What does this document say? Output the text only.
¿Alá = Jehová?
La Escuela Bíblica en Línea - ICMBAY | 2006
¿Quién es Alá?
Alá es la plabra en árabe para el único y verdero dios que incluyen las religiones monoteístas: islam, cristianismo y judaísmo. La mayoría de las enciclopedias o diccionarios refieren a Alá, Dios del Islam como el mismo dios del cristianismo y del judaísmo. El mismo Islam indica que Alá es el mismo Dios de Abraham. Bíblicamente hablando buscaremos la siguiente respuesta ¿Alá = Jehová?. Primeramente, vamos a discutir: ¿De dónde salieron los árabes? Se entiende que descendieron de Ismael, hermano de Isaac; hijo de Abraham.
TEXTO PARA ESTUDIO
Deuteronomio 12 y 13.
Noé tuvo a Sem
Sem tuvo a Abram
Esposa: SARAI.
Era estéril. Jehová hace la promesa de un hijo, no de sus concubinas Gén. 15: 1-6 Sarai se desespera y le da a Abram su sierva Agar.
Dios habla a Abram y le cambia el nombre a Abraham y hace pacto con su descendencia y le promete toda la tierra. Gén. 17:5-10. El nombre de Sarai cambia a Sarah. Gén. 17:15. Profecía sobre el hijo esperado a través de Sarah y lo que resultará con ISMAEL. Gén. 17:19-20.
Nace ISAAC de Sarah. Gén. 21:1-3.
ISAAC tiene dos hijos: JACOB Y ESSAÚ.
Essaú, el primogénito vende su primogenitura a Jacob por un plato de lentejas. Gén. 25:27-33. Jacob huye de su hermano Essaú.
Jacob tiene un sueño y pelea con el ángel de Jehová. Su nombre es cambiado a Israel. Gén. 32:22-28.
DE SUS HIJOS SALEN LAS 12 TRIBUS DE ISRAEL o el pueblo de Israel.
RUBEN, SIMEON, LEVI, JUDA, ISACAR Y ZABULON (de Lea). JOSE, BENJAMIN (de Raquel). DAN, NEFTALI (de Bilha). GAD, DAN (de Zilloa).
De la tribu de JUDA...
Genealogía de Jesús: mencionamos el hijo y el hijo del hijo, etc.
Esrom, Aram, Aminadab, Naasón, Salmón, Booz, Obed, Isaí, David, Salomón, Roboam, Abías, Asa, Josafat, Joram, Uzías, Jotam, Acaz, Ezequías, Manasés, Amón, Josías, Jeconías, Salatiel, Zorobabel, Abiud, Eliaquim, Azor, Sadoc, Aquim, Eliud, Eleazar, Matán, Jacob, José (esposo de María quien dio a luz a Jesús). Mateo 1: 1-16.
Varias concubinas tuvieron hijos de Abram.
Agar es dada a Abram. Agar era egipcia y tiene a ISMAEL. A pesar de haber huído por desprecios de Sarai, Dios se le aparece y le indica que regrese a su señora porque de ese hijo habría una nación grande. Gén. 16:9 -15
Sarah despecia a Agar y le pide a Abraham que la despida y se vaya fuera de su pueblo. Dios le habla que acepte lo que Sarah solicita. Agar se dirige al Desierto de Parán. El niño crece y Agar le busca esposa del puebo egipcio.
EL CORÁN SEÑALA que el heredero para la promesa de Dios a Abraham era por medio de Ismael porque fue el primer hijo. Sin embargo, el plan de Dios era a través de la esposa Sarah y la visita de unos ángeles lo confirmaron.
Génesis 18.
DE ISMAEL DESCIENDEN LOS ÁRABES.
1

◆ What is being asked
Identify every line where the string "nombre" appears.

◆ Exercise response
Dios habla a Abram y le cambia el nombre a Abraham y hace pacto con su descendencia y le promete toda la tierra. Gén. 17:5-10. El nombre de Sarai cambia a Sarah. Gén. 17:15. Profecía sobre el hijo esperado a través de Sarah y lo que resultará con ISMAEL. Gén. 17:19-20.
Jacob tiene un sueño y pelea con el ángel de Jehová. Su nombre es cambiado a Israel. Gén. 32:22-28.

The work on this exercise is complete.